Task to carry out: Print out every record exactly as it appears.

# # #

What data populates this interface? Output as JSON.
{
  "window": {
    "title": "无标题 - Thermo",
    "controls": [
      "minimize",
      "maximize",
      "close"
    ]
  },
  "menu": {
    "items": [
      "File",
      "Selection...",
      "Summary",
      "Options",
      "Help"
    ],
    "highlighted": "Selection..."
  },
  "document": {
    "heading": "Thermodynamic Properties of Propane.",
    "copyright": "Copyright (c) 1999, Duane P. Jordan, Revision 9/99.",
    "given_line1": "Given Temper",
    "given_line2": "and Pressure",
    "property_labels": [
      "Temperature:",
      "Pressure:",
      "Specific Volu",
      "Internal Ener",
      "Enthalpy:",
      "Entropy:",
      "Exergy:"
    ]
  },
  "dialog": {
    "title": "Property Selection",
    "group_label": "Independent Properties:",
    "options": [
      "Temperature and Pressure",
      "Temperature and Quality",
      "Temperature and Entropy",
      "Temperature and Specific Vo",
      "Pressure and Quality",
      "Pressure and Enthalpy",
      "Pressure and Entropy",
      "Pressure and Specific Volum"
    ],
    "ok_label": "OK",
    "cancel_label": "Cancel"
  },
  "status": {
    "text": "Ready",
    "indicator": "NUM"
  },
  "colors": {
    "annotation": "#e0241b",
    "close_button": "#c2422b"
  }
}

# # #

Reply to the exercise:
What data populates this interface? Output as JSON.
{
  "window": {
    "title": "无标题 - Thermo",
    "controls": [
      "minimize",
      "maximize",
      "close"
    ]
  },
  "menu": {
    "items": [
      "File",
      "Selection...",
      "Summary",
      "Options",
      "Help"
    ],
    "highlighted": "Selection..."
  },
  "document": {
    "heading": "Thermodynamic Properties of Propane.",
    "copyright": "Copyright (c) 1999, Duane P. Jordan, Revision 9/99.",
    "given_line1": "Given Temper",
    "given_line2": "and Pressure",
    "property_labels": [
      "Temperature:",
      "Pressure:",
      "Specific Volu",
      "Internal Ener",
      "Enthalpy:",
      "Entropy:",
      "Exergy:"
    ]
  },
  "dialog": {
    "title": "Property Selection",
    "group_label": "Independent Properties:",
    "options": [
      "Temperature and Pressure",
      "Temperature and Quality",
      "Temperature and Entropy",
      "Temperature and Specific Vo",
      "Pressure and Quality",
      "Pressure and Enthalpy",
      "Pressure and Entropy",
      "Pressure and Specific Volum"
    ],
    "ok_label": "OK",
    "cancel_label": "Cancel"
  },
  "status": {
    "text": "Ready",
    "indicator": "NUM"
  },
  "colors": {
    "annotation": "#e0241b",
    "close_button": "#c2422b"
  }
}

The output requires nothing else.